Como os governos devem lidar com as desigualdades de acesso à internet e à educação digital, especialmente em países emergentes como o Brasil?
Acredito que os governos deveriam considerar o acesso à computação e à internet como um bem público essencial. Há experiências nesse sentido, como na Índia. Quanto mais pessoas puderem participar da economia digital, mais forte ela se tornará. Costumo perguntar às empresas: por que cobrar pelo acesso à internet, se a própria rede se valoriza quanto mais gente está conectada? Em última instância, todos ganham com a inclusão digital. O digital substitui tarefas físicas: já não é preciso ir ao mercado ou a repartições públicas para resolver questões cotidianas. Isso representa eficiência e amplia o acesso a serviços, mesmo para quem tem poucos recursos.

A economia digital também transforma a forma como os governos conduzem a política?

◆ ◆ ◆

TAREFA A REALIZAR:
Com base no trecho sobre inclusão digital, responda:
1. Que país é citado como exemplo de experiência em tratar o acesso à computação e à internet como bem público?
2. Segundo o trecho, o que o digital substitui?
3. Quais lugares o trecho diz que já não é preciso frequentar para resolver questões cotidianas?

DADOS:
◆ ◆ ◆

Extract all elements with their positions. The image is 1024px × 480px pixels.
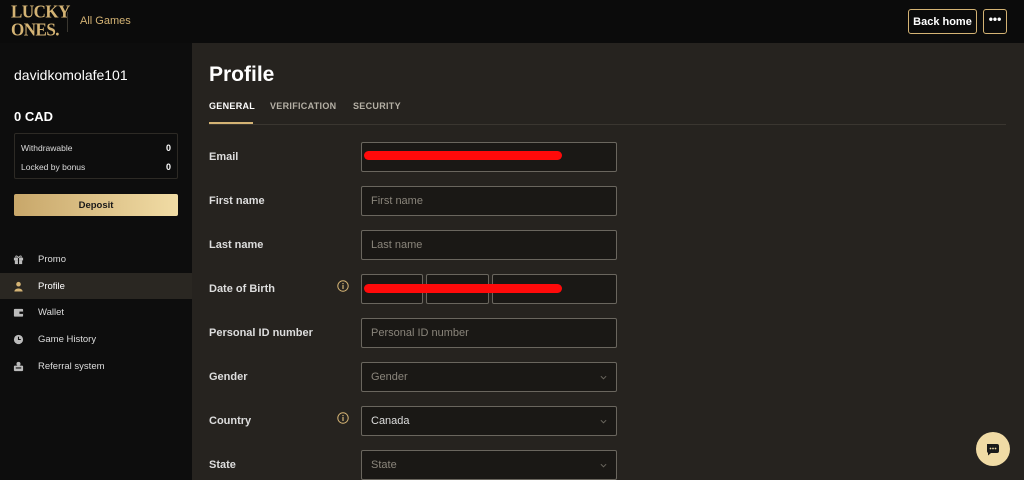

◆ ◆ ◆

RESPOSTA DO EXERCÍCIO:
1. A Índia.
2. Tarefas físicas.
3. O mercado e as repartições públicas.